### TASK INSTRUCTIONS
Write out the whole listing, matching it exactly.

[Data items]
──────

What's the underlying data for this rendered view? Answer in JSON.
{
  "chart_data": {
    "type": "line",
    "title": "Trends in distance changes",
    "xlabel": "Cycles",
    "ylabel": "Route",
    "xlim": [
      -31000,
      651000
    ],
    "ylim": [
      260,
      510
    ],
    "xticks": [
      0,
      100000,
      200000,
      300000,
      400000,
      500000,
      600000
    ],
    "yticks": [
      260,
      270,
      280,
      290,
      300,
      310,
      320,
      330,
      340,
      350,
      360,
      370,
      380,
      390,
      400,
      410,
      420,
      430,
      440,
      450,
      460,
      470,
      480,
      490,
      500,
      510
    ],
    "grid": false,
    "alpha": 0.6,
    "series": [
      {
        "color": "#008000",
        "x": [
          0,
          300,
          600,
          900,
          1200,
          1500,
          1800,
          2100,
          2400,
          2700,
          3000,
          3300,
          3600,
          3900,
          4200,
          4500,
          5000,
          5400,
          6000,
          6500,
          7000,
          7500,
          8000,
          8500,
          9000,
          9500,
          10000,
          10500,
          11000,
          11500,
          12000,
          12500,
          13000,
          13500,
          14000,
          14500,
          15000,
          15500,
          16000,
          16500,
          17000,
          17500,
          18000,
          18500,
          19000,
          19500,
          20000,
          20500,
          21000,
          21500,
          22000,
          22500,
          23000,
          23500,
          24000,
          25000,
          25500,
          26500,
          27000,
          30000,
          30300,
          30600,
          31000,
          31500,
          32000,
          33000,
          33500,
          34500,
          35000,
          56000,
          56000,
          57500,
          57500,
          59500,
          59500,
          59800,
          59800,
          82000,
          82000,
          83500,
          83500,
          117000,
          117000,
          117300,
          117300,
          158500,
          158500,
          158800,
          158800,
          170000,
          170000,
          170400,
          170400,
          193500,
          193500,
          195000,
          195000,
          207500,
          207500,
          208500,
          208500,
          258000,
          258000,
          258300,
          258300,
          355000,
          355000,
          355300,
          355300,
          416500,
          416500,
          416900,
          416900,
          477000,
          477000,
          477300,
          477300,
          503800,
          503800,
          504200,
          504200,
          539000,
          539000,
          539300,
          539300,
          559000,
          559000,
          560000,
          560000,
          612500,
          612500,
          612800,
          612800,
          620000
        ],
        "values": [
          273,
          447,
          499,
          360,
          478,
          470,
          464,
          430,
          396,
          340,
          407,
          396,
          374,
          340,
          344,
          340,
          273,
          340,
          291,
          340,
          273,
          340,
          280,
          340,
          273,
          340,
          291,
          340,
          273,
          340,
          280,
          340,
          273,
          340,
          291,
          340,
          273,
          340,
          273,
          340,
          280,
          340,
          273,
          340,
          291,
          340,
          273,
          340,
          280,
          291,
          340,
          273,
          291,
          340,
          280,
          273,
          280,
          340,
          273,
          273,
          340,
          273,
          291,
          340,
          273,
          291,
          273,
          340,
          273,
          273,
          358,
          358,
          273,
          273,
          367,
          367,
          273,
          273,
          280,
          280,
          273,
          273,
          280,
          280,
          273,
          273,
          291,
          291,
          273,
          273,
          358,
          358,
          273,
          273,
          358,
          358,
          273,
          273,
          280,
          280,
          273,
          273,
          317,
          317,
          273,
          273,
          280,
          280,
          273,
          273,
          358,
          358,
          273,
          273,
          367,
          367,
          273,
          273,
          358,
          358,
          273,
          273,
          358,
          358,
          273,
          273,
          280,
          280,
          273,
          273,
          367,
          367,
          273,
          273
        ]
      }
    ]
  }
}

──────

### SOLUTION TO THIS TASK
What's the underlying data for this rendered view? Answer in JSON.
{
  "chart_data": {
    "type": "line",
    "title": "Trends in distance changes",
    "xlabel": "Cycles",
    "ylabel": "Route",
    "xlim": [
      -31000,
      651000
    ],
    "ylim": [
      260,
      510
    ],
    "xticks": [
      0,
      100000,
      200000,
      300000,
      400000,
      500000,
      600000
    ],
    "yticks": [
      260,
      270,
      280,
      290,
      300,
      310,
      320,
      330,
      340,
      350,
      360,
      370,
      380,
      390,
      400,
      410,
      420,
      430,
      440,
      450,
      460,
      470,
      480,
      490,
      500,
      510
    ],
    "grid": false,
    "alpha": 0.6,
    "series": [
      {
        "color": "#008000",
        "x": [
          0,
          300,
          600,
          900,
          1200,
          1500,
          1800,
          2100,
          2400,
          2700,
          3000,
          3300,
          3600,
          3900,
          4200,
          4500,
          5000,
          5400,
          6000,
          6500,
          7000,
          7500,
          8000,
          8500,
          9000,
          9500,
          10000,
          10500,
          11000,
          11500,
          12000,
          12500,
          13000,
          13500,
          14000,
          14500,
          15000,
          15500,
          16000,
          16500,
          17000,
          17500,
          18000,
          18500,
          19000,
          19500,
          20000,
          20500,
          21000,
          21500,
          22000,
          22500,
          23000,
          23500,
          24000,
          25000,
          25500,
          26500,
          27000,
          30000,
          30300,
          30600,
          31000,
          31500,
          32000,
          33000,
          33500,
          34500,
          35000,
          56000,
          56000,
          57500,
          57500,
          59500,
          59500,
          59800,
          59800,
          82000,
          82000,
          83500,
          83500,
          117000,
          117000,
          117300,
          117300,
          158500,
          158500,
          158800,
          158800,
          170000,
          170000,
          170400,
          170400,
          193500,
          193500,
          195000,
          195000,
          207500,
          207500,
          208500,
          208500,
          258000,
          258000,
          258300,
          258300,
          355000,
          355000,
          355300,
          355300,
          416500,
          416500,
          416900,
          416900,
          477000,
          477000,
          477300,
          477300,
          503800,
          503800,
          504200,
          504200,
          539000,
          539000,
          539300,
          539300,
          559000,
          559000,
          560000,
          560000,
          612500,
          612500,
          612800,
          612800,
          620000
        ],
        "values": [
          273,
          447,
          499,
          360,
          478,
          470,
          464,
          430,
          396,
          340,
          407,
          396,
          374,
          340,
          344,
          340,
          273,
          340,
          291,
          340,
          273,
          340,
          280,
          340,
          273,
          340,
          291,
          340,
          273,
          340,
          280,
          340,
          273,
          340,
          291,
          340,
          273,
          340,
          273,
          340,
          280,
          340,
          273,
          340,
          291,
          340,
          273,
          340,
          280,
          291,
          340,
          273,
          291,
          340,
          280,
          273,
          280,
          340,
          273,
          273,
          340,
          273,
          291,
          340,
          273,
          291,
          273,
          340,
          273,
          273,
          358,
          358,
          273,
          273,
          367,
          367,
          273,
          273,
          280,
          280,
          273,
          273,
          280,
          280,
          273,
          273,
          291,
          291,
          273,
          273,
          358,
          358,
          273,
          273,
          358,
          358,
          273,
          273,
          280,
          280,
          273,
          273,
          317,
          317,
          273,
          273,
          280,
          280,
          273,
          273,
          358,
          358,
          273,
          273,
          367,
          367,
          273,
          273,
          358,
          358,
          273,
          273,
          358,
          358,
          273,
          273,
          280,
          280,
          273,
          273,
          367,
          367,
          273,
          273
        ]
      }
    ]
  }
}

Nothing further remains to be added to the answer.